▶ [Data records]
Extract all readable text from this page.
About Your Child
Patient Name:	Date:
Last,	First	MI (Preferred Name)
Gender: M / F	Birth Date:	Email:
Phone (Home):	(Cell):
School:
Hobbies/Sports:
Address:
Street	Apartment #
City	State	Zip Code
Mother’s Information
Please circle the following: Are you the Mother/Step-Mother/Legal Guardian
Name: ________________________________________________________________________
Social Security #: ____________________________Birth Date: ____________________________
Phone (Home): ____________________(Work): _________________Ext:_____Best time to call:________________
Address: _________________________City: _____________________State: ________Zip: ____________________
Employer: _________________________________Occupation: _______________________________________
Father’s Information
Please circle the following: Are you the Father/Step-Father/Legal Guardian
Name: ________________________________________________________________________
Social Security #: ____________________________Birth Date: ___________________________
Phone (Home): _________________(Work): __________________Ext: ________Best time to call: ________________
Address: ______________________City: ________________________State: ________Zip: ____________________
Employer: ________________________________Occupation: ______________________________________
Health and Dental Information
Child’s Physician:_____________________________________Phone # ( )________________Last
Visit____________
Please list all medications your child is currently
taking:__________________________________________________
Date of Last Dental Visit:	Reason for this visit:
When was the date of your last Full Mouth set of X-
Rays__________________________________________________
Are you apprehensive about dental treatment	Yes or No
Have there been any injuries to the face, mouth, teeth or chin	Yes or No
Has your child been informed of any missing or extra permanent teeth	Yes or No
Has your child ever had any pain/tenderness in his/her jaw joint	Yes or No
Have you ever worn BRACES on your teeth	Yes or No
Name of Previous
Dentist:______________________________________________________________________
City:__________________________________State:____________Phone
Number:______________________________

▶ [EXERCISE AIM] Copy the material above verbatim.

▶ [ANSWER TO THE PROBLEM]
Extract all readable text from this page.
About Your Child
Patient Name:	Date:
Last,	First	MI (Preferred Name)
Gender: M / F	Birth Date:	Email:
Phone (Home):	(Cell):
School:
Hobbies/Sports:
Address:
Street	Apartment #
City	State	Zip Code
Mother’s Information
Please circle the following: Are you the Mother/Step-Mother/Legal Guardian
Name: ________________________________________________________________________
Social Security #: ____________________________Birth Date: ____________________________
Phone (Home): ____________________(Work): _________________Ext:_____Best time to call:________________
Address: _________________________City: _____________________State: ________Zip: ____________________
Employer: _________________________________Occupation: _______________________________________
Father’s Information
Please circle the following: Are you the Father/Step-Father/Legal Guardian
Name: ________________________________________________________________________
Social Security #: ____________________________Birth Date: ___________________________
Phone (Home): _________________(Work): __________________Ext: ________Best time to call: ________________
Address: ______________________City: ________________________State: ________Zip: ____________________
Employer: ________________________________Occupation: ______________________________________
Health and Dental Information
Child’s Physician:_____________________________________Phone # ( )________________Last
Visit____________
Please list all medications your child is currently
taking:__________________________________________________
Date of Last Dental Visit:	Reason for this visit:
When was the date of your last Full Mouth set of X-
Rays__________________________________________________
Are you apprehensive about dental treatment	Yes or No
Have there been any injuries to the face, mouth, teeth or chin	Yes or No
Has your child been informed of any missing or extra permanent teeth	Yes or No
Has your child ever had any pain/tenderness in his/her jaw joint	Yes or No
Have you ever worn BRACES on your teeth	Yes or No
Name of Previous
Dentist:______________________________________________________________________
City:__________________________________State:____________Phone
Number:______________________________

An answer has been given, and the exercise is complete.